## What this task involves:
Copy out all of the material exactly as presented.

## Dataset records:
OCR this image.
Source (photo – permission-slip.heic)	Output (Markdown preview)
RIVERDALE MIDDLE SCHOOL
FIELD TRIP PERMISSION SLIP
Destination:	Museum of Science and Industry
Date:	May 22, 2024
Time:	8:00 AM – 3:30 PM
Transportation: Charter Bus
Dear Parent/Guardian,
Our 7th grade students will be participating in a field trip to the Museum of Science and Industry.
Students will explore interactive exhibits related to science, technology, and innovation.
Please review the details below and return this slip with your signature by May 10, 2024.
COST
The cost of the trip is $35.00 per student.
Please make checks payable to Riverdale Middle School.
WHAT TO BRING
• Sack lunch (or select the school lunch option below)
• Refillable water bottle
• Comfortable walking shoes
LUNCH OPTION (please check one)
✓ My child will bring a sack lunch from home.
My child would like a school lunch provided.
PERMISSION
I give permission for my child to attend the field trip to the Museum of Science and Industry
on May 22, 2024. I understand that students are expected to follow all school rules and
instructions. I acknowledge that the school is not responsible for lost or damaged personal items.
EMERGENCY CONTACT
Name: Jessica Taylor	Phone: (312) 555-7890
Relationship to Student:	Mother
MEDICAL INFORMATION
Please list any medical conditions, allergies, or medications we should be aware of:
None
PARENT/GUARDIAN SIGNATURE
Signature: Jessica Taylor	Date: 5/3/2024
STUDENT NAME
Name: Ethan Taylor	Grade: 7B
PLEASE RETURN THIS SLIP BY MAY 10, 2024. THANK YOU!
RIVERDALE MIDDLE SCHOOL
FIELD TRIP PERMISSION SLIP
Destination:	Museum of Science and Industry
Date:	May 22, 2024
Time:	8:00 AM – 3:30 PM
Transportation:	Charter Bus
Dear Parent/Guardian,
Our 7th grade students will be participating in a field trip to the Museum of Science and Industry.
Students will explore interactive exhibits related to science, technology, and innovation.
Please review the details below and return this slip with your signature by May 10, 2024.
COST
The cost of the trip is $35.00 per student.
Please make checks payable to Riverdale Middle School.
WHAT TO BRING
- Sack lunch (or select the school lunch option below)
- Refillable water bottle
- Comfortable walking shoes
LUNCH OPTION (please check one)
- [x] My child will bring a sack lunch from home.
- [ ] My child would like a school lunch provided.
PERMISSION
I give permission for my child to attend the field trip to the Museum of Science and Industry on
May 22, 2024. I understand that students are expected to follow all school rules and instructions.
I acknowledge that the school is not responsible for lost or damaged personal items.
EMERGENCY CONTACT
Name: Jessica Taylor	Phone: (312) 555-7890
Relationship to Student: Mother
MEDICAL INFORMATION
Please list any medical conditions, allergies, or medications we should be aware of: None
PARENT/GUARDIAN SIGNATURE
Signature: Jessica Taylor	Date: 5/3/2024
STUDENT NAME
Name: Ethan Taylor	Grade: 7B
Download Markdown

## Exercise answer:
OCR this image.
Source (photo – permission-slip.heic)	Output (Markdown preview)
RIVERDALE MIDDLE SCHOOL
FIELD TRIP PERMISSION SLIP
Destination:	Museum of Science and Industry
Date:	May 22, 2024
Time:	8:00 AM – 3:30 PM
Transportation: Charter Bus
Dear Parent/Guardian,
Our 7th grade students will be participating in a field trip to the Museum of Science and Industry.
Students will explore interactive exhibits related to science, technology, and innovation.
Please review the details below and return this slip with your signature by May 10, 2024.
COST
The cost of the trip is $35.00 per student.
Please make checks payable to Riverdale Middle School.
WHAT TO BRING
• Sack lunch (or select the school lunch option below)
• Refillable water bottle
• Comfortable walking shoes
LUNCH OPTION (please check one)
✓ My child will bring a sack lunch from home.
My child would like a school lunch provided.
PERMISSION
I give permission for my child to attend the field trip to the Museum of Science and Industry
on May 22, 2024. I understand that students are expected to follow all school rules and
instructions. I acknowledge that the school is not responsible for lost or damaged personal items.
EMERGENCY CONTACT
Name: Jessica Taylor	Phone: (312) 555-7890
Relationship to Student:	Mother
MEDICAL INFORMATION
Please list any medical conditions, allergies, or medications we should be aware of:
None
PARENT/GUARDIAN SIGNATURE
Signature: Jessica Taylor	Date: 5/3/2024
STUDENT NAME
Name: Ethan Taylor	Grade: 7B
PLEASE RETURN THIS SLIP BY MAY 10, 2024. THANK YOU!
RIVERDALE MIDDLE SCHOOL
FIELD TRIP PERMISSION SLIP
Destination:	Museum of Science and Industry
Date:	May 22, 2024
Time:	8:00 AM – 3:30 PM
Transportation:	Charter Bus
Dear Parent/Guardian,
Our 7th grade students will be participating in a field trip to the Museum of Science and Industry.
Students will explore interactive exhibits related to science, technology, and innovation.
Please review the details below and return this slip with your signature by May 10, 2024.
COST
The cost of the trip is $35.00 per student.
Please make checks payable to Riverdale Middle School.
WHAT TO BRING
- Sack lunch (or select the school lunch option below)
- Refillable water bottle
- Comfortable walking shoes
LUNCH OPTION (please check one)
- [x] My child will bring a sack lunch from home.
- [ ] My child would like a school lunch provided.
PERMISSION
I give permission for my child to attend the field trip to the Museum of Science and Industry on
May 22, 2024. I understand that students are expected to follow all school rules and instructions.
I acknowledge that the school is not responsible for lost or damaged personal items.
EMERGENCY CONTACT
Name: Jessica Taylor	Phone: (312) 555-7890
Relationship to Student: Mother
MEDICAL INFORMATION
Please list any medical conditions, allergies, or medications we should be aware of: None
PARENT/GUARDIAN SIGNATURE
Signature: Jessica Taylor	Date: 5/3/2024
STUDENT NAME
Name: Ethan Taylor	Grade: 7B
Download Markdown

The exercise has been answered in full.